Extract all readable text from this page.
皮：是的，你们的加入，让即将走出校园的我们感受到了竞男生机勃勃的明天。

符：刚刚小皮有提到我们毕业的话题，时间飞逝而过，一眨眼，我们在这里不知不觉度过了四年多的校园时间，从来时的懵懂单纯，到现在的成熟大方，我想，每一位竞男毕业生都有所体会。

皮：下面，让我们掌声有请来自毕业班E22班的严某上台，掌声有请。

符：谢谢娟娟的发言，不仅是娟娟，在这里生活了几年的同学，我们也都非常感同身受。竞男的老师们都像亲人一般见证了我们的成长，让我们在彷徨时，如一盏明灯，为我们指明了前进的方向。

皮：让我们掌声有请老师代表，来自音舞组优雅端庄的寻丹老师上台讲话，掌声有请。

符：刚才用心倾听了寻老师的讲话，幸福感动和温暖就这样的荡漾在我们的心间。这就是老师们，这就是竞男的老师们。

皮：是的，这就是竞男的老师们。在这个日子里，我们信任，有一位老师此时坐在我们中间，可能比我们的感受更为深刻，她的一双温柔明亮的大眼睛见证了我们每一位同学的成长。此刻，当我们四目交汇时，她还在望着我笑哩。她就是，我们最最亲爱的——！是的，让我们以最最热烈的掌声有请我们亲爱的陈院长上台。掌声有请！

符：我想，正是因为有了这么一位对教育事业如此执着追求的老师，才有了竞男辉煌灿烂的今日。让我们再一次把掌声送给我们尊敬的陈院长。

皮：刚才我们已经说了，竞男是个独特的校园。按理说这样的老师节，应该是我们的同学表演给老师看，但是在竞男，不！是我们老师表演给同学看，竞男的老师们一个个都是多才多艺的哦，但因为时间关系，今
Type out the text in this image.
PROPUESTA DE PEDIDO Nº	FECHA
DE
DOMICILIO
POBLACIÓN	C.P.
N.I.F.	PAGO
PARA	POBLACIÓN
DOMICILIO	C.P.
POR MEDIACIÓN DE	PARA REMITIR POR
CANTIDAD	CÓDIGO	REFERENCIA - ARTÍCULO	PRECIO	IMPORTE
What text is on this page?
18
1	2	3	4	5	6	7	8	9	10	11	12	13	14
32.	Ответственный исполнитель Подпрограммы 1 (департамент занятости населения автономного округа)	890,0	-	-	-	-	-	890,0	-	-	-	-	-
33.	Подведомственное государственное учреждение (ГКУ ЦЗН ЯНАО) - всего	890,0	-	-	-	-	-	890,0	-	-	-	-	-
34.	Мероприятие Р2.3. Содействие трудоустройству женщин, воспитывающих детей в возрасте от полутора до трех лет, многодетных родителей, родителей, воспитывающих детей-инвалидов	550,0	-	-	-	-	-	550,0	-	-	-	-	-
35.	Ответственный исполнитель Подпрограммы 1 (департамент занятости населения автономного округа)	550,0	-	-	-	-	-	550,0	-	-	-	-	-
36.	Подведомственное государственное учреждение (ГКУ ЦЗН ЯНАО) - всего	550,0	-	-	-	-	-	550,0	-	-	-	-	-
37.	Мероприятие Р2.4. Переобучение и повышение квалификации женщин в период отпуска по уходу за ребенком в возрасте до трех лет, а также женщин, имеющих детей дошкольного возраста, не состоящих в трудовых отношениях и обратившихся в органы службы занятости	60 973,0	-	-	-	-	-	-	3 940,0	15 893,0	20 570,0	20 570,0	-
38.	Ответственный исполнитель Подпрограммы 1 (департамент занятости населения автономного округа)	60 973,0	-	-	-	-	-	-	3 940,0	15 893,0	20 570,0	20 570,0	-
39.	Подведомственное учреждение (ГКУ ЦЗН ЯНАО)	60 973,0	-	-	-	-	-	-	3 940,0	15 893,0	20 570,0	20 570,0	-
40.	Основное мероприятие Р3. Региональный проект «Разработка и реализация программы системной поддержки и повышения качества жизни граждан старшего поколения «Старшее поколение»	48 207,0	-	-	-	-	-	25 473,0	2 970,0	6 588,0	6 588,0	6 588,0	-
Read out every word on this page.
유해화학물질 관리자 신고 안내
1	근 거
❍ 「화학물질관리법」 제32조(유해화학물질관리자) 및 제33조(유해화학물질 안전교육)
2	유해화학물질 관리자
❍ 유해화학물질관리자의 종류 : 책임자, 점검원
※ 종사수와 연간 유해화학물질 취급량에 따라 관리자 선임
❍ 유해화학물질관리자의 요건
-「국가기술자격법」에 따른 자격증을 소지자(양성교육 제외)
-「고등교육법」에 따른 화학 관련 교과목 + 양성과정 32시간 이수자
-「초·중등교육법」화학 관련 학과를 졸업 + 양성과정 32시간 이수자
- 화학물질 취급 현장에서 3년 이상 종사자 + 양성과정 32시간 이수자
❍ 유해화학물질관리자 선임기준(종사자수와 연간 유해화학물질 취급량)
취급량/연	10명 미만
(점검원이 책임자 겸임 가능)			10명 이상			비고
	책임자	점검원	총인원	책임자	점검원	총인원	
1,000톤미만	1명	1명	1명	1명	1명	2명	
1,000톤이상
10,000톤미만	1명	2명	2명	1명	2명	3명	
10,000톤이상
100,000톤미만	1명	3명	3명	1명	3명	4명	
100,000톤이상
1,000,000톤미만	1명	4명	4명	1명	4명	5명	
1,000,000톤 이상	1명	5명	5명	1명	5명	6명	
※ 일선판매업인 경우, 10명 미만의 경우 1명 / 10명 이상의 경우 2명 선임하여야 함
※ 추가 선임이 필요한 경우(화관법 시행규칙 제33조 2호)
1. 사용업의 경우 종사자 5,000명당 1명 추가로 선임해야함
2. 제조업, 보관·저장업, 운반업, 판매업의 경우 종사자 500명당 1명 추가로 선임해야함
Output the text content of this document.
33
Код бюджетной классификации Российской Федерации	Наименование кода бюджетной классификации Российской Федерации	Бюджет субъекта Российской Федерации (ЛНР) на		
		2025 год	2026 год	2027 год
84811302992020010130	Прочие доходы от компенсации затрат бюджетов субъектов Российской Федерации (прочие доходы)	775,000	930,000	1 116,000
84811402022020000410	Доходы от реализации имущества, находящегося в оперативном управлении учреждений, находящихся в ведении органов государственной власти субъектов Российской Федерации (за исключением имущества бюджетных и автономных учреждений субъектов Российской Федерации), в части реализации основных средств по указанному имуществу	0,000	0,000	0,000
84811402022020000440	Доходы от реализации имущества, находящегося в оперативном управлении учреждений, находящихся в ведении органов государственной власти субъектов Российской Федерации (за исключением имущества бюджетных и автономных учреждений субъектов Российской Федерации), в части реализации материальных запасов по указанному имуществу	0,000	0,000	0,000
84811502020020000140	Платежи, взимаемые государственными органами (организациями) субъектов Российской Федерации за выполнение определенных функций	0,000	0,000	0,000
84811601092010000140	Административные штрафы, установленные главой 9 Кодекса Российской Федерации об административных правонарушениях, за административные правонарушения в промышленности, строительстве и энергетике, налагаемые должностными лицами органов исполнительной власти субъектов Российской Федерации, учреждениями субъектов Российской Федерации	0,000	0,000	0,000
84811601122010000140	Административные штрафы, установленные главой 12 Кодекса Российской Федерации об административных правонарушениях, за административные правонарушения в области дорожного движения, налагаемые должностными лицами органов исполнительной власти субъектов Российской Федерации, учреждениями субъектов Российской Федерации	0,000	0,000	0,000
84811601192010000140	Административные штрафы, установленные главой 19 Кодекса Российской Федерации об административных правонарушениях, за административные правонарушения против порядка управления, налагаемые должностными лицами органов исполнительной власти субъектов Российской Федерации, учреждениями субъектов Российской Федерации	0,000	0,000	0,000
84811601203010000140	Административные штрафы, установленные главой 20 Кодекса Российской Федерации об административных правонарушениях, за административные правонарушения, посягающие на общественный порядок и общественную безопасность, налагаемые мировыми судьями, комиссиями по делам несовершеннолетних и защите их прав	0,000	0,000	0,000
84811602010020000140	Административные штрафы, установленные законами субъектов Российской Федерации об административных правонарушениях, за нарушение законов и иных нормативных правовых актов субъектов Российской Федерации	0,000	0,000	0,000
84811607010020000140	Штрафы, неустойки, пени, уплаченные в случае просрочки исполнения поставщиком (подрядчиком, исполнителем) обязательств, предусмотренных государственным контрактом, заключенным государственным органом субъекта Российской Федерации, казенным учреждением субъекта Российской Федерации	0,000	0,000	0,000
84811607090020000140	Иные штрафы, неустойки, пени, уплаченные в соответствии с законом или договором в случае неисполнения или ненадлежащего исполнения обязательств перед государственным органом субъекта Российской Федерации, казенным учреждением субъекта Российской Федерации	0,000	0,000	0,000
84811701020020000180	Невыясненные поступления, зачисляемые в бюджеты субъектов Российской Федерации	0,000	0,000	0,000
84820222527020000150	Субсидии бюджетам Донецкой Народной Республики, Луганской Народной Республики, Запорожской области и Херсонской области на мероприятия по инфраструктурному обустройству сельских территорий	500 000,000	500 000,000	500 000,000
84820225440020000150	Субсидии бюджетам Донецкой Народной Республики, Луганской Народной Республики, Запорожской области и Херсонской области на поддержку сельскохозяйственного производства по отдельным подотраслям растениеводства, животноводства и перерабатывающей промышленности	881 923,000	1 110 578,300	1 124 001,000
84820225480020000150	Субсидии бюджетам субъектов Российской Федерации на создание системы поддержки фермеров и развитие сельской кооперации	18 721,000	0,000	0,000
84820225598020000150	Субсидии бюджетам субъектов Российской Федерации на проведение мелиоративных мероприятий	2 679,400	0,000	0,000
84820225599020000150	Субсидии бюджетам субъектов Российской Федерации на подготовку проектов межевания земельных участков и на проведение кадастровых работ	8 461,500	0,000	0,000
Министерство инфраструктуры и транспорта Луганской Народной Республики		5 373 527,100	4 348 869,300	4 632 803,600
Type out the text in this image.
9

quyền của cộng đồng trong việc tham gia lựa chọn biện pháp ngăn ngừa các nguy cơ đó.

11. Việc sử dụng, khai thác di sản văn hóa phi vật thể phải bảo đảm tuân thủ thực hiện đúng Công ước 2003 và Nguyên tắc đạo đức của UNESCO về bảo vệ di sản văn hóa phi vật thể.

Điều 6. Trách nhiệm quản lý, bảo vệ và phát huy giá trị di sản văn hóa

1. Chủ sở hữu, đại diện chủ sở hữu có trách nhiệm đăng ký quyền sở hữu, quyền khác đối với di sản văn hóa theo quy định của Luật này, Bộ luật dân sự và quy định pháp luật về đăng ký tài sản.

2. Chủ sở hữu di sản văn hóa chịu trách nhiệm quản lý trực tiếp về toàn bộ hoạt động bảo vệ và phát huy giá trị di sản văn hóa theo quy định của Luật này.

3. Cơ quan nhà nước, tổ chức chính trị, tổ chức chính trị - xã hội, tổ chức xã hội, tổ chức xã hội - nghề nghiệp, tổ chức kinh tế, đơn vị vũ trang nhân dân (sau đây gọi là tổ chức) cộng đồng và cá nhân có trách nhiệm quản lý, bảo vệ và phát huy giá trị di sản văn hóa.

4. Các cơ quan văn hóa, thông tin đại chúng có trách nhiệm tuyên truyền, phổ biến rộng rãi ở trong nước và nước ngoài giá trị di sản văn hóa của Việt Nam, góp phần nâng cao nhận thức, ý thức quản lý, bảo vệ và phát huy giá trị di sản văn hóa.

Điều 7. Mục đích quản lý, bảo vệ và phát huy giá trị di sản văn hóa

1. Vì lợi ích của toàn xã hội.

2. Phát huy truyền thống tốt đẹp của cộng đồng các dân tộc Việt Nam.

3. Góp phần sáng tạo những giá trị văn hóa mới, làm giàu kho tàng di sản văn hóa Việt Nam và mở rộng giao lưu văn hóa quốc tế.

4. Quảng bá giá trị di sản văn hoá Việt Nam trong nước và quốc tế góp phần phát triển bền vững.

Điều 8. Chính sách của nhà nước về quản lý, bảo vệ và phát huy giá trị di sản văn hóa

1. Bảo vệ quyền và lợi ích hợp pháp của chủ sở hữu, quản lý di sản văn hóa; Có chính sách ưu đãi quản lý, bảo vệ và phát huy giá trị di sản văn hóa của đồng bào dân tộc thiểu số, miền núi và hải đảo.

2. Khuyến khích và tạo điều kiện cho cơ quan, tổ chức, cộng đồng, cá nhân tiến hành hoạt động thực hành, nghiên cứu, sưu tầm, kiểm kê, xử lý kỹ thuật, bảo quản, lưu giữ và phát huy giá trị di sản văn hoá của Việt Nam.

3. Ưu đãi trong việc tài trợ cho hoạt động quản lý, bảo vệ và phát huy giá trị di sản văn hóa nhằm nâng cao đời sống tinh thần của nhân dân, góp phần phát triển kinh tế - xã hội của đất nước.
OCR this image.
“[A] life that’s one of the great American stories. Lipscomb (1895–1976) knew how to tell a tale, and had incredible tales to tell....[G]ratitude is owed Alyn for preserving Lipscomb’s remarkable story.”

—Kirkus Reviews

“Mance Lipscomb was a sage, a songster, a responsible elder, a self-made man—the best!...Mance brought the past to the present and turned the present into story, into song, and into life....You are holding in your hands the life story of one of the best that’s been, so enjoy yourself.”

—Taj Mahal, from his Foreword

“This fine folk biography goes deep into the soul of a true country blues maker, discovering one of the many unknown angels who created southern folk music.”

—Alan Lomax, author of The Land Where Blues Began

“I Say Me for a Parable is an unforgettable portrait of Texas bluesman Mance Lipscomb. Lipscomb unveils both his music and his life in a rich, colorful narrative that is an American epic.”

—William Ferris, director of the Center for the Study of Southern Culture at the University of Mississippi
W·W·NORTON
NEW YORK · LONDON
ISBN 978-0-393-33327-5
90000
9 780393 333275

Task objective: Of the lines above, how many include the word "проведение"? Reply with the number alone.

Full answer: 2